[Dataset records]

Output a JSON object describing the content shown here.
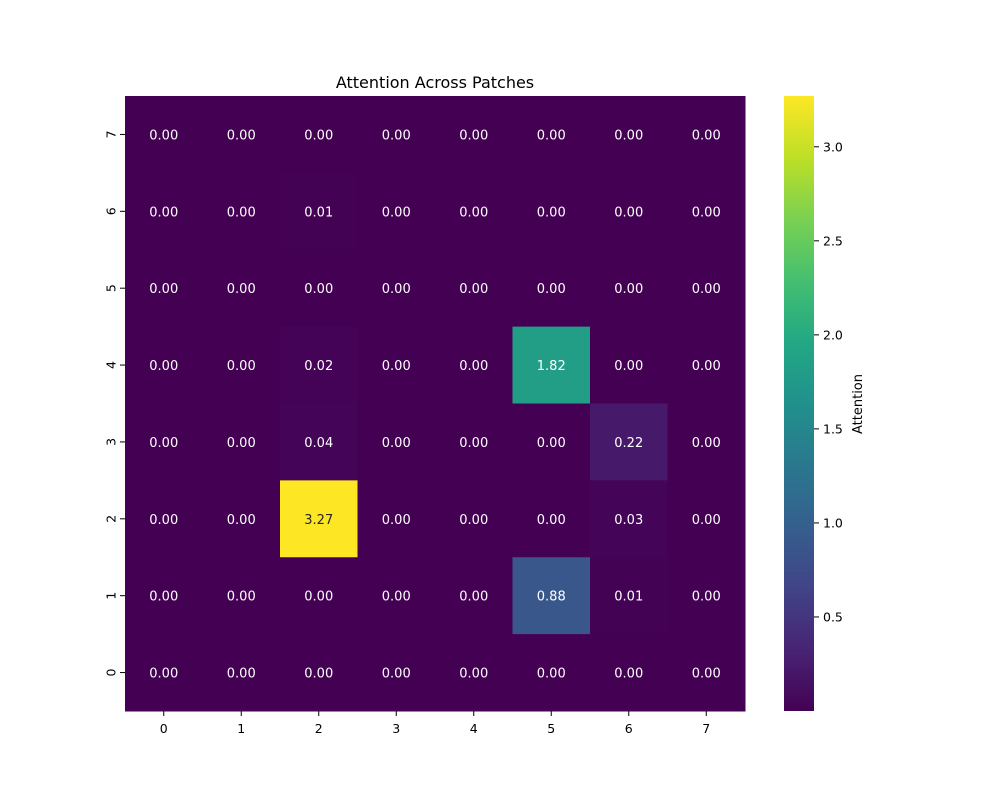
{
  "chart_data": {
    "type": "heatmap",
    "title": "Attention Across Patches",
    "xlabel": "",
    "ylabel": "",
    "x_categories": [
      "0",
      "1",
      "2",
      "3",
      "4",
      "5",
      "6",
      "7"
    ],
    "y_categories": [
      "7",
      "6",
      "5",
      "4",
      "3",
      "2",
      "1",
      "0"
    ],
    "values": [
      [
        0.0,
        0.0,
        0.0,
        0.0,
        0.0,
        0.0,
        0.0,
        0.0
      ],
      [
        0.0,
        0.0,
        0.01,
        0.0,
        0.0,
        0.0,
        0.0,
        0.0
      ],
      [
        0.0,
        0.0,
        0.0,
        0.0,
        0.0,
        0.0,
        0.0,
        0.0
      ],
      [
        0.0,
        0.0,
        0.02,
        0.0,
        0.0,
        1.82,
        0.0,
        0.0
      ],
      [
        0.0,
        0.0,
        0.04,
        0.0,
        0.0,
        0.0,
        0.22,
        0.0
      ],
      [
        0.0,
        0.0,
        3.27,
        0.0,
        0.0,
        0.0,
        0.03,
        0.0
      ],
      [
        0.0,
        0.0,
        0.0,
        0.0,
        0.0,
        0.88,
        0.01,
        0.0
      ],
      [
        0.0,
        0.0,
        0.0,
        0.0,
        0.0,
        0.0,
        0.0,
        0.0
      ]
    ],
    "value_format": "0.00",
    "colormap": "viridis",
    "vmin": 0.0,
    "vmax": 3.27,
    "colorbar": {
      "label": "Attention",
      "ticks": [
        0.5,
        1.0,
        1.5,
        2.0,
        2.5,
        3.0
      ],
      "tick_labels": [
        "0.5",
        "1.0",
        "1.5",
        "2.0",
        "2.5",
        "3.0"
      ]
    },
    "grid": false
  }
}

#### INSTRUCTION
Gather each line of the listing containing the word "Attention" and show it.

#### SOLUTION TO THIS PROBLEM
    "title": "Attention Across Patches",
      "label": "Attention",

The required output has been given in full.